Stored rows:
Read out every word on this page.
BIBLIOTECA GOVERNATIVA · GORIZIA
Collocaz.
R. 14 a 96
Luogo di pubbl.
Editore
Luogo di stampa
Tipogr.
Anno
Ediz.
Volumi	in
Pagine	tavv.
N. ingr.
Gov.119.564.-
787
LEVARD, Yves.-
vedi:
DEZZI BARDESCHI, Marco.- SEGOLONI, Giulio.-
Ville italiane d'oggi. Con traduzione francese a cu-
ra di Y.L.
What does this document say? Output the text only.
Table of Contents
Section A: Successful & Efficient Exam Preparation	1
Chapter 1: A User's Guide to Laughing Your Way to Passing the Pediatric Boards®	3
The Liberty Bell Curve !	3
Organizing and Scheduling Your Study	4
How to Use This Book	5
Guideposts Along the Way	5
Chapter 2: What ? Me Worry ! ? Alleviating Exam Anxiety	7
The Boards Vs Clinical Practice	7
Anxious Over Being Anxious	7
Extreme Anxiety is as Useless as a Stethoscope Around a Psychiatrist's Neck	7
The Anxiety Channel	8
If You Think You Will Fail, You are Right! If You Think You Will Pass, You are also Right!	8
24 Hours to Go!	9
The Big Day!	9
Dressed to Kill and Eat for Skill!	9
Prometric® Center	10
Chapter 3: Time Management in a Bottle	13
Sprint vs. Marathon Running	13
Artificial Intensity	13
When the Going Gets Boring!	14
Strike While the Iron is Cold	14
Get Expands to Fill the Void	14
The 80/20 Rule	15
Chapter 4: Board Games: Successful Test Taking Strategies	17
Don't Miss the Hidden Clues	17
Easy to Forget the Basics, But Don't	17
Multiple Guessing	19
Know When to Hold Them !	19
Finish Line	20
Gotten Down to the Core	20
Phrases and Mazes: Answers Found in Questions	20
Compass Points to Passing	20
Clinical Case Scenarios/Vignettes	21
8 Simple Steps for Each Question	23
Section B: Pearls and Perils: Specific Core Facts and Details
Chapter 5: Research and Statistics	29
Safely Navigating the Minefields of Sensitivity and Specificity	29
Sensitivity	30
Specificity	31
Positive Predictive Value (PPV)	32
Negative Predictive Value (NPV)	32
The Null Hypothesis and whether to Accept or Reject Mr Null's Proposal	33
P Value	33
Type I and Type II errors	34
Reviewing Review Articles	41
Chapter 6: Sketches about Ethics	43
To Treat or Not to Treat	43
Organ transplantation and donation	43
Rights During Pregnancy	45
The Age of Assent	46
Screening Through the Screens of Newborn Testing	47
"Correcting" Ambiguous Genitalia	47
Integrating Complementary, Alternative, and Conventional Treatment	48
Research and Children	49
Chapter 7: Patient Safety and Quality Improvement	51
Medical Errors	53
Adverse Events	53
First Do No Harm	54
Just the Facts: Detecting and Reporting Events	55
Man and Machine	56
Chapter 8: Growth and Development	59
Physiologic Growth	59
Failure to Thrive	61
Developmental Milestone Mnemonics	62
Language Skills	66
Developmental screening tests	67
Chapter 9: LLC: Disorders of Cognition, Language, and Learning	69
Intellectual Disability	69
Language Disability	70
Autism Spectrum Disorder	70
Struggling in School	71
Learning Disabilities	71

Exercise instructions: Transcribe the whole listing exactly.

Solution to the exercise:
Read out every word on this page.
BIBLIOTECA GOVERNATIVA · GORIZIA
Collocaz.
R. 14 a 96
Luogo di pubbl.
Editore
Luogo di stampa
Tipogr.
Anno
Ediz.
Volumi	in
Pagine	tavv.
N. ingr.
Gov.119.564.-
787
LEVARD, Yves.-
vedi:
DEZZI BARDESCHI, Marco.- SEGOLONI, Giulio.-
Ville italiane d'oggi. Con traduzione francese a cu-
ra di Y.L.
What does this document say? Output the text only.
Table of Contents
Section A: Successful & Efficient Exam Preparation	1
Chapter 1: A User's Guide to Laughing Your Way to Passing the Pediatric Boards®	3
The Liberty Bell Curve !	3
Organizing and Scheduling Your Study	4
How to Use This Book	5
Guideposts Along the Way	5
Chapter 2: What ? Me Worry ! ? Alleviating Exam Anxiety	7
The Boards Vs Clinical Practice	7
Anxious Over Being Anxious	7
Extreme Anxiety is as Useless as a Stethoscope Around a Psychiatrist's Neck	7
The Anxiety Channel	8
If You Think You Will Fail, You are Right! If You Think You Will Pass, You are also Right!	8
24 Hours to Go!	9
The Big Day!	9
Dressed to Kill and Eat for Skill!	9
Prometric® Center	10
Chapter 3: Time Management in a Bottle	13
Sprint vs. Marathon Running	13
Artificial Intensity	13
When the Going Gets Boring!	14
Strike While the Iron is Cold	14
Get Expands to Fill the Void	14
The 80/20 Rule	15
Chapter 4: Board Games: Successful Test Taking Strategies	17
Don't Miss the Hidden Clues	17
Easy to Forget the Basics, But Don't	17
Multiple Guessing	19
Know When to Hold Them !	19
Finish Line	20
Gotten Down to the Core	20
Phrases and Mazes: Answers Found in Questions	20
Compass Points to Passing	20
Clinical Case Scenarios/Vignettes	21
8 Simple Steps for Each Question	23
Section B: Pearls and Perils: Specific Core Facts and Details
Chapter 5: Research and Statistics	29
Safely Navigating the Minefields of Sensitivity and Specificity	29
Sensitivity	30
Specificity	31
Positive Predictive Value (PPV)	32
Negative Predictive Value (NPV)	32
The Null Hypothesis and whether to Accept or Reject Mr Null's Proposal	33
P Value	33
Type I and Type II errors	34
Reviewing Review Articles	41
Chapter 6: Sketches about Ethics	43
To Treat or Not to Treat	43
Organ transplantation and donation	43
Rights During Pregnancy	45
The Age of Assent	46
Screening Through the Screens of Newborn Testing	47
"Correcting" Ambiguous Genitalia	47
Integrating Complementary, Alternative, and Conventional Treatment	48
Research and Children	49
Chapter 7: Patient Safety and Quality Improvement	51
Medical Errors	53
Adverse Events	53
First Do No Harm	54
Just the Facts: Detecting and Reporting Events	55
Man and Machine	56
Chapter 8: Growth and Development	59
Physiologic Growth	59
Failure to Thrive	61
Developmental Milestone Mnemonics	62
Language Skills	66
Developmental screening tests	67
Chapter 9: LLC: Disorders of Cognition, Language, and Learning	69
Intellectual Disability	69
Language Disability	70
Autism Spectrum Disorder	70
Struggling in School	71
Learning Disabilities	71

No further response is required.